◆ PROBLEM TO WORK ON ◆
Only a number is wanted: how many lines in these records contain the word "settlers"?

= = = =

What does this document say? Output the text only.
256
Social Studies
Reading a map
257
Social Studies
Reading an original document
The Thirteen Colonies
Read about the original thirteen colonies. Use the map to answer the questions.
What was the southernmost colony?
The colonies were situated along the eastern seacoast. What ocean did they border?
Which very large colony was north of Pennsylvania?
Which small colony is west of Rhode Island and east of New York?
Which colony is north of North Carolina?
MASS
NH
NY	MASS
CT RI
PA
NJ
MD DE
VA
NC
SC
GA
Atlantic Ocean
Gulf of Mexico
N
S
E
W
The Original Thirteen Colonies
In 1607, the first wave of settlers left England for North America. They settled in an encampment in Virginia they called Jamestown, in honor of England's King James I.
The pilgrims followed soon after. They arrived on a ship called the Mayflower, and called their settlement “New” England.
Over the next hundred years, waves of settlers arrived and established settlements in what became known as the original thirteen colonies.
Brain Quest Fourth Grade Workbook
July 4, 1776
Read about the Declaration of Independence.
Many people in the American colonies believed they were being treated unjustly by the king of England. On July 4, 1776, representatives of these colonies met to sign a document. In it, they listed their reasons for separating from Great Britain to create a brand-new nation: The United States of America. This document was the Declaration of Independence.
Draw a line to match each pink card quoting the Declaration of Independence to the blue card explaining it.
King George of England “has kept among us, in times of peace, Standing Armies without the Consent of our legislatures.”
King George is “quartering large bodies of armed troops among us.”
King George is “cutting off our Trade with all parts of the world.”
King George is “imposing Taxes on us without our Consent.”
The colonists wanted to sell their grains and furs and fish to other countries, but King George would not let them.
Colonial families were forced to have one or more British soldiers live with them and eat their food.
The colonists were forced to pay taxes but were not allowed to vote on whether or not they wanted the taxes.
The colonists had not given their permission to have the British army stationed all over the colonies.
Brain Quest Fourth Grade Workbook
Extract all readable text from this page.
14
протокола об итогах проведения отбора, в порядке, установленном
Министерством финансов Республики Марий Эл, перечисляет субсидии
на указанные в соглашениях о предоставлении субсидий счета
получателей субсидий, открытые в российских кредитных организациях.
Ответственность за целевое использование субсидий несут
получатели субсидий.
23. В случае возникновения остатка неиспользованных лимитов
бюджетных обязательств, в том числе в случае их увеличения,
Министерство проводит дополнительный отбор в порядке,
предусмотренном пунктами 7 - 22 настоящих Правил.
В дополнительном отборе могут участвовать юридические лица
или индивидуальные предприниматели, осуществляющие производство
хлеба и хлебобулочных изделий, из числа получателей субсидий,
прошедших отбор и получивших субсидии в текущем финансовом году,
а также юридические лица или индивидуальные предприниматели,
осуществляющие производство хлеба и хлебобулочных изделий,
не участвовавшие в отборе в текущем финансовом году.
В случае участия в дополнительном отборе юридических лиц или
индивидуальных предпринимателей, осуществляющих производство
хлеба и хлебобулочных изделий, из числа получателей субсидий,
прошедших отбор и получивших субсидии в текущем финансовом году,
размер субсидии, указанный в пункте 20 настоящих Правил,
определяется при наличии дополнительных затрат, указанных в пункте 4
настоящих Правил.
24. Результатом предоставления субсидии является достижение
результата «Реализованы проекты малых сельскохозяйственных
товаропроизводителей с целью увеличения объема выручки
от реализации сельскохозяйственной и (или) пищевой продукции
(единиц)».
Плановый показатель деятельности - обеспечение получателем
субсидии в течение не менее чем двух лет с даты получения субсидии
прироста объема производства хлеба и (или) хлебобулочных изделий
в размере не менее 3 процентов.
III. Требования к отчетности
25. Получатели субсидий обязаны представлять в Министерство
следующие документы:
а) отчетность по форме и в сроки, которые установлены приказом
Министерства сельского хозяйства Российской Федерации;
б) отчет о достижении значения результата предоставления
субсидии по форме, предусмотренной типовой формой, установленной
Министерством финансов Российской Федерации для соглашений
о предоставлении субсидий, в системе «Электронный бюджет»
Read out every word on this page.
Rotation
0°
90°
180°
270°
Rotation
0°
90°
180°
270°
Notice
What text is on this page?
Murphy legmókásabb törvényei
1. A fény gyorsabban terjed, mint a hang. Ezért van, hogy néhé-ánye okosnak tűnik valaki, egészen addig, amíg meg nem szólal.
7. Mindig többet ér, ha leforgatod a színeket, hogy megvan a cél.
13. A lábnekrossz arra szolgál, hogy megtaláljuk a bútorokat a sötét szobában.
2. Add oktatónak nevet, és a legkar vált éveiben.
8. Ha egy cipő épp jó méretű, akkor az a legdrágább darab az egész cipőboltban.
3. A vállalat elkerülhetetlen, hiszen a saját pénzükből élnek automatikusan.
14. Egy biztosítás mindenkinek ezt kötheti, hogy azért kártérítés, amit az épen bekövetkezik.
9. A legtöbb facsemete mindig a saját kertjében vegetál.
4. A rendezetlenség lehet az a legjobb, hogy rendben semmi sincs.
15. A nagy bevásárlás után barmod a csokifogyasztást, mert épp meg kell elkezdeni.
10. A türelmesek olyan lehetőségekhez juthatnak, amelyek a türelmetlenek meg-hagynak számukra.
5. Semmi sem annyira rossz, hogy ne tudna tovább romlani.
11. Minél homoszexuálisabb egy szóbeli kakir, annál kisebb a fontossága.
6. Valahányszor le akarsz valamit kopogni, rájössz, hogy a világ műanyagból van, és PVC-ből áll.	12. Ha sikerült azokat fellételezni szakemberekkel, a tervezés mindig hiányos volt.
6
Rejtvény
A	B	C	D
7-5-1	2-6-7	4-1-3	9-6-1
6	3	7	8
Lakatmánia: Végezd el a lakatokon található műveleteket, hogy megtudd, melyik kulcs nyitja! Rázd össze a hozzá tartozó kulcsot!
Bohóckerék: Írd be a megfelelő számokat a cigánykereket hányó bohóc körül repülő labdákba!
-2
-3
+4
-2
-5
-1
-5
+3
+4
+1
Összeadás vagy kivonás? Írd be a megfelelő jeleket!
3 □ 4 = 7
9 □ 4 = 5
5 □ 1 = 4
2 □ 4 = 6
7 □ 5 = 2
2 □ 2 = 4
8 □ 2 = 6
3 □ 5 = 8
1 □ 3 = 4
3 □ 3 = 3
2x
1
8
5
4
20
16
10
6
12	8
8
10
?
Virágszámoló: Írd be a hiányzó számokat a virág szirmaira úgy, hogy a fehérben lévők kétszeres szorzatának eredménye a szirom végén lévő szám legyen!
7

= = = =

◆ ANSWER ◆
2